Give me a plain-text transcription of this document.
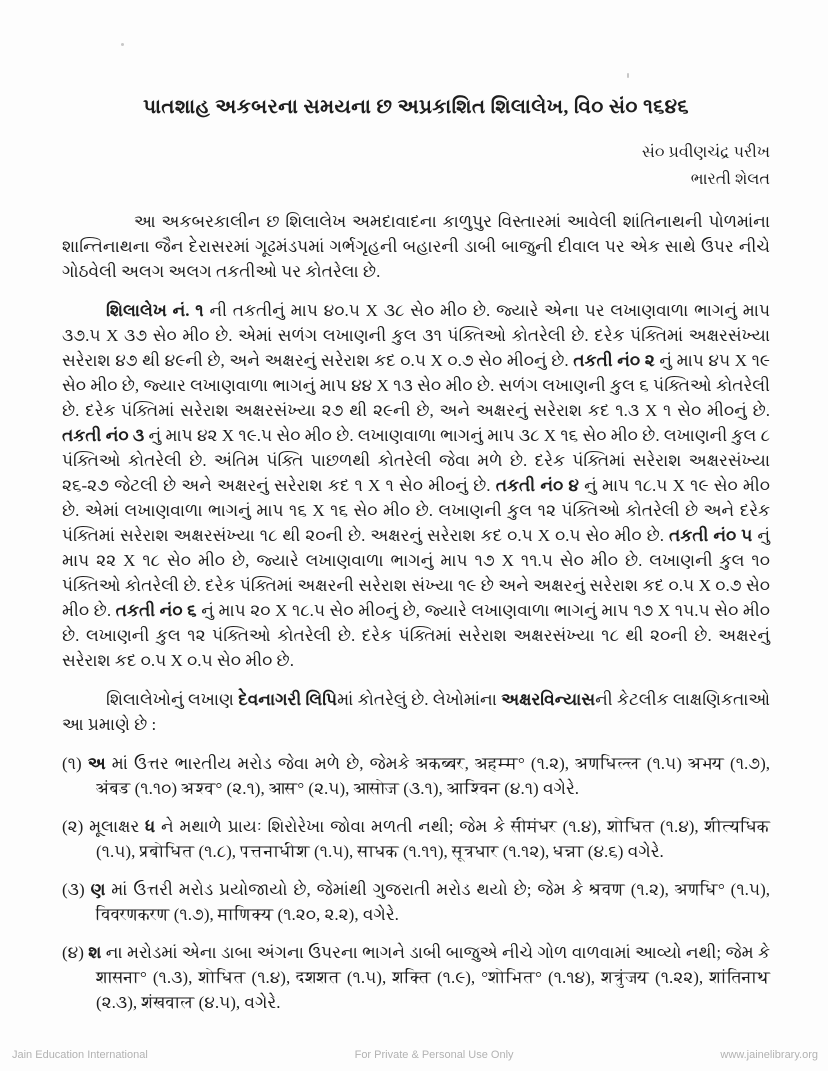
પાતશાહ અકબરના સમયના છ અપ્રકાશિત શિલાલેખ, વિ૦ સં૦ ૧૬૪૬
સં૦ પ્રવીણચંદ્ર પરીખ
ભારતી શેલત

આ અકબરકાલીન છ શિલાલેખ અમદાવાદના કાળુપુર વિસ્તારમાં આવેલી શાંતિનાથની પોળમાંના શાન્તિનાથના જૈન દેરાસરમાં ગૂઢમંડપમાં ગર્ભગૃહની બહારની ડાબી બાજુની દીવાલ પર એક સાથે ઉપર નીચે ગોઠવેલી અલગ અલગ તકતીઓ પર કોતરેલા છે.

શિલાલેખ નં. ૧ ની તકતીનું માપ ૪૦.૫ X ૩૮ સે૦ મી૦ છે. જ્યારે એના પર લખાણવાળા ભાગનું માપ ૩૭.૫ X ૩૭ સે૦ મી૦ છે. એમાં સળંગ લખાણની કુલ ૩૧ પંક્તિઓ કોતરેલી છે. દરેક પંક્તિમાં અક્ષરસંખ્યા સરેરાશ ૪૭ થી ૪૯ની છે, અને અક્ષરનું સરેરાશ કદ ૦.૫ X ૦.૭ સે૦ મી૦નું છે. તકતી નં૦ ૨ નું માપ ૪૫ X ૧૯ સે૦ મી૦ છે, જ્યાર લખાણવાળા ભાગનું માપ ૪૪ X ૧૩ સે૦ મી૦ છે. સળંગ લખાણની કુલ ૬ પંક્તિઓ કોતરેલી છે. દરેક પંક્તિમાં સરેરાશ અક્ષરસંખ્યા ૨૭ થી ૨૯ની છે, અને અક્ષરનું સરેરાશ કદ ૧.૩ X ૧ સે૦ મી૦નું છે. તકતી નં૦ ૩ નું માપ ૪૨ X ૧૯.૫ સે૦ મી૦ છે. લખાણવાળા ભાગનું માપ ૩૮ X ૧૬ સે૦ મી૦ છે. લખાણની કુલ ૮ પંક્તિઓ કોતરેલી છે. અંતિમ પંક્તિ પાછળથી કોતરેલી જેવા મળે છે. દરેક પંક્તિમાં સરેરાશ અક્ષરસંખ્યા ૨૬-૨૭ જેટલી છે અને અક્ષરનું સરેરાશ કદ ૧ X ૧ સે૦ મી૦નું છે. તકતી નં૦ ૪ નું માપ ૧૮.૫ X ૧૯ સે૦ મી૦ છે. એમાં લખાણવાળા ભાગનું માપ ૧૬ X ૧૬ સે૦ મી૦ છે. લખાણની કુલ ૧૨ પંક્તિઓ કોતરેલી છે અને દરેક પંક્તિમાં સરેરાશ અક્ષરસંખ્યા ૧૮ થી ૨૦ની છે. અક્ષરનું સરેરાશ કદ ૦.૫ X ૦.૫ સે૦ મી૦ છે. તકતી નં૦ ૫ નું માપ ૨૨ X ૧૮ સે૦ મી૦ છે, જ્યારે લખાણવાળા ભાગનું માપ ૧૭ X ૧૧.૫ સે૦ મી૦ છે. લખાણની કુલ ૧૦ પંક્તિઓ કોતરેલી છે. દરેક પંક્તિમાં અક્ષરની સરેરાશ સંખ્યા ૧૯ છે અને અક્ષરનું સરેરાશ કદ ૦.૫ X ૦.૭ સે૦ મી૦ છે. તકતી નં૦ ૬ નું માપ ૨૦ X ૧૮.૫ સે૦ મી૦નું છે, જ્યારે લખાણવાળા ભાગનું માપ ૧૭ X ૧૫.૫ સે૦ મી૦ છે. લખાણની કુલ ૧૨ પંક્તિઓ કોતરેલી છે. દરેક પંક્તિમાં સરેરાશ અક્ષરસંખ્યા ૧૮ થી ૨૦ની છે. અક્ષરનું સરેરાશ કદ ૦.૫ X ૦.૫ સે૦ મી૦ છે.

શિલાલેખોનું લખાણ દેવનાગરી લિપિમાં કોતરેલું છે. લેખોમાંના અક્ષરવિન્યાસની કેટલીક લાક્ષણિકતાઓ આ પ્રમાણે છે :

(૧) અ માં ઉત્તર ભારતીય મરોડ જેવા મળે છે, જેમકે अकब्बर, अहम्म° (૧.૨), अणधिल्ल (૧.૫) अभय (૧.૭), अंबड (૧.૧૦) अश्व° (૨.૧), आस° (૨.૫), आसोज (૩.૧), आश्विन (૪.૧) વગેરે.
(૨) મૂલાક્ષર ધ ને મથાળે પ્રાયઃ શિરોરેખા જોવા મળતી નથી; જેમ કે सीमंधर (૧.૪), शोधित (૧.૪), शीत्यधिक (૧.૫), प्रबोधित (૧.૮), पत्तनाधीश (૧.૫), साधक (૧.૧૧), सूत्रधार (૧.૧૨), धन्ना (૪.૬) વગેરે.
(૩) ણ માં ઉત્તરી મરોડ પ્રયોજાયો છે, જેમાંથી ગુજરાતી મરોડ થયો છે; જેમ કે श्रवण (૧.૨), अणधि° (૧.૫), विवरणकरण (૧.૭), माणिक्य (૧.૨૦, ૨.૨), વગેરે.
(૪) શ ના મરોડમાં એના ડાબા અંગના ઉપરના ભાગને ડાબી બાજુએ નીચે ગોળ વાળવામાં આવ્યો નથી; જેમ કે शासना° (૧.૩), शोधित (૧.૪), दशशत (૧.૫), शक्ति (૧.૯), °शोभित° (૧.૧૪), शत्रुंजय (૧.૨૨), शांतिनाथ (૨.૩), शंखवाल (૪.૫), વગેરે.
Jain Education International	For Private & Personal Use Only	www.jainelibrary.org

The task
Extract the full listing exactly, with the pictures left out.

Exercise solution
Give me a plain-text transcription of this document.
પાતશાહ અકબરના સમયના છ અપ્રકાશિત શિલાલેખ, વિ૦ સં૦ ૧૬૪૬
સં૦ પ્રવીણચંદ્ર પરીખ
ભારતી શેલત

આ અકબરકાલીન છ શિલાલેખ અમદાવાદના કાળુપુર વિસ્તારમાં આવેલી શાંતિનાથની પોળમાંના શાન્તિનાથના જૈન દેરાસરમાં ગૂઢમંડપમાં ગર્ભગૃહની બહારની ડાબી બાજુની દીવાલ પર એક સાથે ઉપર નીચે ગોઠવેલી અલગ અલગ તકતીઓ પર કોતરેલા છે.

શિલાલેખ નં. ૧ ની તકતીનું માપ ૪૦.૫ X ૩૮ સે૦ મી૦ છે. જ્યારે એના પર લખાણવાળા ભાગનું માપ ૩૭.૫ X ૩૭ સે૦ મી૦ છે. એમાં સળંગ લખાણની કુલ ૩૧ પંક્તિઓ કોતરેલી છે. દરેક પંક્તિમાં અક્ષરસંખ્યા સરેરાશ ૪૭ થી ૪૯ની છે, અને અક્ષરનું સરેરાશ કદ ૦.૫ X ૦.૭ સે૦ મી૦નું છે. તકતી નં૦ ૨ નું માપ ૪૫ X ૧૯ સે૦ મી૦ છે, જ્યાર લખાણવાળા ભાગનું માપ ૪૪ X ૧૩ સે૦ મી૦ છે. સળંગ લખાણની કુલ ૬ પંક્તિઓ કોતરેલી છે. દરેક પંક્તિમાં સરેરાશ અક્ષરસંખ્યા ૨૭ થી ૨૯ની છે, અને અક્ષરનું સરેરાશ કદ ૧.૩ X ૧ સે૦ મી૦નું છે. તકતી નં૦ ૩ નું માપ ૪૨ X ૧૯.૫ સે૦ મી૦ છે. લખાણવાળા ભાગનું માપ ૩૮ X ૧૬ સે૦ મી૦ છે. લખાણની કુલ ૮ પંક્તિઓ કોતરેલી છે. અંતિમ પંક્તિ પાછળથી કોતરેલી જેવા મળે છે. દરેક પંક્તિમાં સરેરાશ અક્ષરસંખ્યા ૨૬-૨૭ જેટલી છે અને અક્ષરનું સરેરાશ કદ ૧ X ૧ સે૦ મી૦નું છે. તકતી નં૦ ૪ નું માપ ૧૮.૫ X ૧૯ સે૦ મી૦ છે. એમાં લખાણવાળા ભાગનું માપ ૧૬ X ૧૬ સે૦ મી૦ છે. લખાણની કુલ ૧૨ પંક્તિઓ કોતરેલી છે અને દરેક પંક્તિમાં સરેરાશ અક્ષરસંખ્યા ૧૮ થી ૨૦ની છે. અક્ષરનું સરેરાશ કદ ૦.૫ X ૦.૫ સે૦ મી૦ છે. તકતી નં૦ ૫ નું માપ ૨૨ X ૧૮ સે૦ મી૦ છે, જ્યારે લખાણવાળા ભાગનું માપ ૧૭ X ૧૧.૫ સે૦ મી૦ છે. લખાણની કુલ ૧૦ પંક્તિઓ કોતરેલી છે. દરેક પંક્તિમાં અક્ષરની સરેરાશ સંખ્યા ૧૯ છે અને અક્ષરનું સરેરાશ કદ ૦.૫ X ૦.૭ સે૦ મી૦ છે. તકતી નં૦ ૬ નું માપ ૨૦ X ૧૮.૫ સે૦ મી૦નું છે, જ્યારે લખાણવાળા ભાગનું માપ ૧૭ X ૧૫.૫ સે૦ મી૦ છે. લખાણની કુલ ૧૨ પંક્તિઓ કોતરેલી છે. દરેક પંક્તિમાં સરેરાશ અક્ષરસંખ્યા ૧૮ થી ૨૦ની છે. અક્ષરનું સરેરાશ કદ ૦.૫ X ૦.૫ સે૦ મી૦ છે.

શિલાલેખોનું લખાણ દેવનાગરી લિપિમાં કોતરેલું છે. લેખોમાંના અક્ષરવિન્યાસની કેટલીક લાક્ષણિકતાઓ આ પ્રમાણે છે :

(૧) અ માં ઉત્તર ભારતીય મરોડ જેવા મળે છે, જેમકે अकब्बर, अहम्म° (૧.૨), अणधिल्ल (૧.૫) अभय (૧.૭), अंबड (૧.૧૦) अश्व° (૨.૧), आस° (૨.૫), आसोज (૩.૧), आश्विन (૪.૧) વગેરે.
(૨) મૂલાક્ષર ધ ને મથાળે પ્રાયઃ શિરોરેખા જોવા મળતી નથી; જેમ કે सीमंधर (૧.૪), शोधित (૧.૪), शीत्यधिक (૧.૫), प्रबोधित (૧.૮), पत्तनाधीश (૧.૫), साधक (૧.૧૧), सूत्रधार (૧.૧૨), धन्ना (૪.૬) વગેરે.
(૩) ણ માં ઉત્તરી મરોડ પ્રયોજાયો છે, જેમાંથી ગુજરાતી મરોડ થયો છે; જેમ કે श्रवण (૧.૨), अणधि° (૧.૫), विवरणकरण (૧.૭), माणिक्य (૧.૨૦, ૨.૨), વગેરે.
(૪) શ ના મરોડમાં એના ડાબા અંગના ઉપરના ભાગને ડાબી બાજુએ નીચે ગોળ વાળવામાં આવ્યો નથી; જેમ કે शासना° (૧.૩), शोधित (૧.૪), दशशत (૧.૫), शक्ति (૧.૯), °शोभित° (૧.૧૪), शत्रुंजय (૧.૨૨), शांतिनाथ (૨.૩), शंखवाल (૪.૫), વગેરે.
Jain Education International	For Private & Personal Use Only	www.jainelibrary.org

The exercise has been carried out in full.